WORK TO DO >> Check every line of the data below for the string "чертёж", and copy the ones that hold it.
*-*-*
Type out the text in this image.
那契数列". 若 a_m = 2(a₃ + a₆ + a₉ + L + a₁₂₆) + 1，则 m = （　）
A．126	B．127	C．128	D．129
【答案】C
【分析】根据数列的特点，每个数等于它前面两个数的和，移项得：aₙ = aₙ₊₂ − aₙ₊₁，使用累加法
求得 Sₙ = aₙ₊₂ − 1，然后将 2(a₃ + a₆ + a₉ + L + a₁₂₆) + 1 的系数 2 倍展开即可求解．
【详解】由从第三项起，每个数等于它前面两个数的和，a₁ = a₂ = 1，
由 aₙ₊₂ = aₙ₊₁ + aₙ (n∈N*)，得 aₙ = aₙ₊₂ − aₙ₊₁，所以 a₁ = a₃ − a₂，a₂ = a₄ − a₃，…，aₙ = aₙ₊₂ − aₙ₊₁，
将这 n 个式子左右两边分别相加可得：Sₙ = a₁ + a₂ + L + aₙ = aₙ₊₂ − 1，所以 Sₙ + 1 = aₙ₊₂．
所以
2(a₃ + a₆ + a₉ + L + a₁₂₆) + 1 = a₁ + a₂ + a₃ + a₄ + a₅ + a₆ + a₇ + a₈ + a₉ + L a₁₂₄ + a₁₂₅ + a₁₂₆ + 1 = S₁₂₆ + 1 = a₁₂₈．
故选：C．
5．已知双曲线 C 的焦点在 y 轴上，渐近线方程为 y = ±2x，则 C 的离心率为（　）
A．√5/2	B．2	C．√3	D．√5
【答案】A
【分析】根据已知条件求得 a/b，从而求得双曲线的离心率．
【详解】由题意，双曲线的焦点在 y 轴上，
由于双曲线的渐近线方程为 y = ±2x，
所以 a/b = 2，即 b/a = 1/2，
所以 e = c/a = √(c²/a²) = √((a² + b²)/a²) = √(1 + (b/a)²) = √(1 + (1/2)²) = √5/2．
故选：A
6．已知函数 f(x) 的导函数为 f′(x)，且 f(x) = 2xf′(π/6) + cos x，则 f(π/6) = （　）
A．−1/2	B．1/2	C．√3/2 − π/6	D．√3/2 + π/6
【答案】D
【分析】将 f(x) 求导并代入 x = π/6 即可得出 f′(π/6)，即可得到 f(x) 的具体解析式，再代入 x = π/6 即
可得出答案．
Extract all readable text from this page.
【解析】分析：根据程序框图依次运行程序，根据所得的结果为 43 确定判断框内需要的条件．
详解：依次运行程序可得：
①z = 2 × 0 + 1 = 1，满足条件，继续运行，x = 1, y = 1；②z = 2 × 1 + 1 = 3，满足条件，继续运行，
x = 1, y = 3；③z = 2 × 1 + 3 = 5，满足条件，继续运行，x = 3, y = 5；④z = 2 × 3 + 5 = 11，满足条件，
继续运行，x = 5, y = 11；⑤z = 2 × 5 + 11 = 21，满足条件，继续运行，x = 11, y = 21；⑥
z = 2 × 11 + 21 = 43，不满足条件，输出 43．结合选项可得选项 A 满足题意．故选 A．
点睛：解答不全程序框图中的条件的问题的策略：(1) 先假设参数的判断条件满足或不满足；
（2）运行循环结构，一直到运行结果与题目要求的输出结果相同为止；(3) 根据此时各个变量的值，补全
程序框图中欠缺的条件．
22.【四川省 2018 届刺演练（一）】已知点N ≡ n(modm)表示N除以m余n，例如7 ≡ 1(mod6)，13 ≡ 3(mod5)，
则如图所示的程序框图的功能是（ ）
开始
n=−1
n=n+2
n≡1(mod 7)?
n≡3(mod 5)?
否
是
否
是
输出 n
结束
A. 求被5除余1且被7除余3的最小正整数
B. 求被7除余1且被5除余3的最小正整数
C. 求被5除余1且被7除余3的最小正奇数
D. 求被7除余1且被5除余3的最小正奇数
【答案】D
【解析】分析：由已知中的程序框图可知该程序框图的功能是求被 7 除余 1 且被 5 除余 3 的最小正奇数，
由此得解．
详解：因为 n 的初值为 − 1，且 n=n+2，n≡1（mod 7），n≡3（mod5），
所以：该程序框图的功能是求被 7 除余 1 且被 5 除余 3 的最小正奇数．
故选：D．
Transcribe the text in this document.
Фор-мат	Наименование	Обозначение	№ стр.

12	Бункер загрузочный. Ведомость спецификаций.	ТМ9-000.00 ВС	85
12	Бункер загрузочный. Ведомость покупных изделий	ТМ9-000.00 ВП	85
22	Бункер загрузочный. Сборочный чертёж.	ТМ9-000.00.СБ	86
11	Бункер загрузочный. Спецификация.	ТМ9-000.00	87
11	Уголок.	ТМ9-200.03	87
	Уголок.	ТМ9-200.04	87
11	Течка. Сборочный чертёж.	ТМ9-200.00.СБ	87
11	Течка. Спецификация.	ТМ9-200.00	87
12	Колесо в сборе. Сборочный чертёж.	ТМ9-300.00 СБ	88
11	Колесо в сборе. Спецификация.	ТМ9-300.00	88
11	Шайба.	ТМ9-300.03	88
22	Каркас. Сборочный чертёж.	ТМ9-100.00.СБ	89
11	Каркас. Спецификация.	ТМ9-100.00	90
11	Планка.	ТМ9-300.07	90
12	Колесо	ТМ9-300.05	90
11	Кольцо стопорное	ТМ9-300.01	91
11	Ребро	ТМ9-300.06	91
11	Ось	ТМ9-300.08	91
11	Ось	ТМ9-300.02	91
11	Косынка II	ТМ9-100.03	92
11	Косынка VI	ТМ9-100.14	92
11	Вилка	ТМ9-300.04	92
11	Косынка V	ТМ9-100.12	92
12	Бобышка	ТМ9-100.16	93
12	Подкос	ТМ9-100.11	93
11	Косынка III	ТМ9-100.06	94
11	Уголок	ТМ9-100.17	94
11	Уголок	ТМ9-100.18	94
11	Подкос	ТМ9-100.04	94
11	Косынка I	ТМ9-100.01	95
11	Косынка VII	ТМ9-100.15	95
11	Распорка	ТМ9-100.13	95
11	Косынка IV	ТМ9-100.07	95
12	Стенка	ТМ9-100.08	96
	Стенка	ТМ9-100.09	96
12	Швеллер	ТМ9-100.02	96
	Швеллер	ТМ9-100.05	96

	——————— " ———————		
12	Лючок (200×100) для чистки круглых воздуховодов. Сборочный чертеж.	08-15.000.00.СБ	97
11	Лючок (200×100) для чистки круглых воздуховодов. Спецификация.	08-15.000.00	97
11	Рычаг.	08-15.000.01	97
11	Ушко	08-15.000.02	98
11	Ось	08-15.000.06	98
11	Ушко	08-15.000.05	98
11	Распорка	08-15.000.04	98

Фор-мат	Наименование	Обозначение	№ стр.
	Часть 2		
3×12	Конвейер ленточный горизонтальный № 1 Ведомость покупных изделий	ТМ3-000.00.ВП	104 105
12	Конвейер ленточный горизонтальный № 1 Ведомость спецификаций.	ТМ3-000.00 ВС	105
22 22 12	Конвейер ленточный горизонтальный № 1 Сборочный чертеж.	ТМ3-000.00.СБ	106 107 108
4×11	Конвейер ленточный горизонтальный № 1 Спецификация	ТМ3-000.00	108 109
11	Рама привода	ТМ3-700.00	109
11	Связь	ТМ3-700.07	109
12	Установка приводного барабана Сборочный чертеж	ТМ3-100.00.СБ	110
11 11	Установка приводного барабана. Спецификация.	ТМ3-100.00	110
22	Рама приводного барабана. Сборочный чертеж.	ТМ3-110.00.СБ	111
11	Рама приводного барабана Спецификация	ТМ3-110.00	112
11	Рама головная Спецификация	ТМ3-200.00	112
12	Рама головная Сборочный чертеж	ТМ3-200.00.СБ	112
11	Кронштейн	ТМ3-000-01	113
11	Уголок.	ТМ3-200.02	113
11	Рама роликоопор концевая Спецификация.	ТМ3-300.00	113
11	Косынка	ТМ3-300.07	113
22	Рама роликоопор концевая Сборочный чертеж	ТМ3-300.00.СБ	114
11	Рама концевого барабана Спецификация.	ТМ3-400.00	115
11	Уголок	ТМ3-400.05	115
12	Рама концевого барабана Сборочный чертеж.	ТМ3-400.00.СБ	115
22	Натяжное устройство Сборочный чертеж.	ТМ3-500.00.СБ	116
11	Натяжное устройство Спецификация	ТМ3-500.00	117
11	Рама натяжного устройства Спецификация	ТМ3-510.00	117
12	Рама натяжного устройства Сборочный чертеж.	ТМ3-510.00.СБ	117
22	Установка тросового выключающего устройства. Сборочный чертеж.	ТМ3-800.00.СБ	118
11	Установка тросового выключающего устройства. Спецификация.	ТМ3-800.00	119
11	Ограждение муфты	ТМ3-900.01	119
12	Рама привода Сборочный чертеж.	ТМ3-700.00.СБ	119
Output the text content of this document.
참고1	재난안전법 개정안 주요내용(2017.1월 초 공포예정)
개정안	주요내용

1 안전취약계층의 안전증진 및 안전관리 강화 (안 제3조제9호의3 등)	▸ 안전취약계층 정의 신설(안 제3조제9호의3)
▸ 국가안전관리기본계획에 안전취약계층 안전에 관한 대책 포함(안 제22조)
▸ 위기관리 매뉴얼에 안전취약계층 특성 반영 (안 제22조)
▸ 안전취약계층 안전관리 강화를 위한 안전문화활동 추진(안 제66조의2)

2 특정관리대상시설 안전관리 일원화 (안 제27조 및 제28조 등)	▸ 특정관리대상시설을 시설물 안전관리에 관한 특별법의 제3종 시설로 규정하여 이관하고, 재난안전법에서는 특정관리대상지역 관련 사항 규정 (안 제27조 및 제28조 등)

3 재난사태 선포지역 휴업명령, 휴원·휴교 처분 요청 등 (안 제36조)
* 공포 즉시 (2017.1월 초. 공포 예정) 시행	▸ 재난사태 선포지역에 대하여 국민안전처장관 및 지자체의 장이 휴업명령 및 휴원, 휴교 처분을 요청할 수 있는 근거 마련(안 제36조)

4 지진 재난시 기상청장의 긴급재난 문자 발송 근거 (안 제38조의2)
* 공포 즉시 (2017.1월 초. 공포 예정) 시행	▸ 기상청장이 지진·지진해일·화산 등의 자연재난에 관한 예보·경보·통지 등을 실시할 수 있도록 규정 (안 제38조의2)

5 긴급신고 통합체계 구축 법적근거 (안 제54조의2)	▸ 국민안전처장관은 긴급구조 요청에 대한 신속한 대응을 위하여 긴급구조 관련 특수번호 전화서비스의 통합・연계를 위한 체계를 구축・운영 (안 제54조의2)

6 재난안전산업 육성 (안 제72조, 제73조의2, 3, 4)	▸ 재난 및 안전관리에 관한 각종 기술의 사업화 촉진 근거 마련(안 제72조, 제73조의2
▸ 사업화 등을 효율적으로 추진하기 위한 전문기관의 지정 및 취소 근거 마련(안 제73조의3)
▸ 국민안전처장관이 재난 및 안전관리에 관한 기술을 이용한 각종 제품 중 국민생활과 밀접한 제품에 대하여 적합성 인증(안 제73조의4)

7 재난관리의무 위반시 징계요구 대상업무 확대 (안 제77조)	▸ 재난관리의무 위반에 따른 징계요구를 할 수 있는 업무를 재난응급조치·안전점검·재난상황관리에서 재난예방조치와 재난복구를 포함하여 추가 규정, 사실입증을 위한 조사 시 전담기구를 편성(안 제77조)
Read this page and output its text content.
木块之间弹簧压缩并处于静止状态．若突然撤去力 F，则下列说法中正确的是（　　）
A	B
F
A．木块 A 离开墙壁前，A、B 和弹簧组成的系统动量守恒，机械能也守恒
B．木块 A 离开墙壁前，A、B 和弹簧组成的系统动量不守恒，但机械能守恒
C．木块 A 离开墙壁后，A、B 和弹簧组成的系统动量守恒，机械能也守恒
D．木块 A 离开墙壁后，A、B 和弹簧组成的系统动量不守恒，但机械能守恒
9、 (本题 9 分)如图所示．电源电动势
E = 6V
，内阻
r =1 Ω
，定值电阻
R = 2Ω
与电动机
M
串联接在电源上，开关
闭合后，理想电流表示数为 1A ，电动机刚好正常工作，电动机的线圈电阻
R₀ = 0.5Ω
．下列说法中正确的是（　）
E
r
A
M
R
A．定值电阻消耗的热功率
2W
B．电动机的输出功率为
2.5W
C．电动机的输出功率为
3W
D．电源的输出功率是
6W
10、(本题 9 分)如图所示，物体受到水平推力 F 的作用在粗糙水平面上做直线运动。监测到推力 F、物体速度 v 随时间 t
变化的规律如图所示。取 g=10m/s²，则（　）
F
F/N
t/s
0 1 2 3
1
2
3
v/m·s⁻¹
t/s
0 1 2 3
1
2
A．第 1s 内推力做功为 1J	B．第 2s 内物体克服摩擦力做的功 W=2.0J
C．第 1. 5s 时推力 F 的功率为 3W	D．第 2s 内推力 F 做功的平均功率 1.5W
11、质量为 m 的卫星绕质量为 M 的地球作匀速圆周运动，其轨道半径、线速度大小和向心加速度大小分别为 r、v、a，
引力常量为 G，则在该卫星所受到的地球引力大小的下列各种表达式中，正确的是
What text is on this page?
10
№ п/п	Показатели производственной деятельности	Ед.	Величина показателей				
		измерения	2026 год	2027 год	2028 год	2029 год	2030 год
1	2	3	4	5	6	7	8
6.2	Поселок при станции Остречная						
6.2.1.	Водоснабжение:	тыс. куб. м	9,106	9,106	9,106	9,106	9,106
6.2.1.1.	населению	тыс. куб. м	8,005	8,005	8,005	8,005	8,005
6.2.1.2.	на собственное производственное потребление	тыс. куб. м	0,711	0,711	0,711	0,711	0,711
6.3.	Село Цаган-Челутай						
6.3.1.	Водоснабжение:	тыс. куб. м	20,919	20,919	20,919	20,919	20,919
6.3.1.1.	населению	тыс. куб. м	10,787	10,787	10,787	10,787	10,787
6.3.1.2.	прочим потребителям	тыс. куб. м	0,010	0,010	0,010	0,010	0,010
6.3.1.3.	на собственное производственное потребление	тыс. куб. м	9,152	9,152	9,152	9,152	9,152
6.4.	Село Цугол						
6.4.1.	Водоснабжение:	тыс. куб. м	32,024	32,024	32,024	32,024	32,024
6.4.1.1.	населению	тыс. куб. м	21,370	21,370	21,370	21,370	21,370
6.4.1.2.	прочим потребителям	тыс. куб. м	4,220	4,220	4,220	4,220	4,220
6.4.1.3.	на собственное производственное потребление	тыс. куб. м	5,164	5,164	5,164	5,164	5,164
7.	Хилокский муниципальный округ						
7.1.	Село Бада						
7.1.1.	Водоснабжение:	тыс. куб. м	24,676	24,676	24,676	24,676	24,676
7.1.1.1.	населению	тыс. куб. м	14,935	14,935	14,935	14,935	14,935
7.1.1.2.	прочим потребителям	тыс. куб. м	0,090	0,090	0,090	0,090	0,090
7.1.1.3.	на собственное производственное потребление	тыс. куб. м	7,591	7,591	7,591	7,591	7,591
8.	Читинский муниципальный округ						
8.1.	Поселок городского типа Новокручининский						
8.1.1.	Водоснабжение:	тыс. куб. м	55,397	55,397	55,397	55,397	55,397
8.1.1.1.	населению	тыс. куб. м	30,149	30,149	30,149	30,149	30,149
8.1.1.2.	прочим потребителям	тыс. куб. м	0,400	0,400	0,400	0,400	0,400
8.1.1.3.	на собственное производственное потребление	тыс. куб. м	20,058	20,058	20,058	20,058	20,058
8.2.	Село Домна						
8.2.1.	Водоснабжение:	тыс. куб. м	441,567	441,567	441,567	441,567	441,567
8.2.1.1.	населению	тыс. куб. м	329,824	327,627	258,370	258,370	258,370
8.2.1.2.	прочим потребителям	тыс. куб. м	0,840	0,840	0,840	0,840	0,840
*-*-*
OUTPUT OF THE TASK >>
22	Бункер загрузочный. Сборочный чертёж.	ТМ9-000.00.СБ	86
11	Течка. Сборочный чертёж.	ТМ9-200.00.СБ	87
12	Колесо в сборе. Сборочный чертёж.	ТМ9-300.00 СБ	88
22	Каркас. Сборочный чертёж.	ТМ9-100.00.СБ	89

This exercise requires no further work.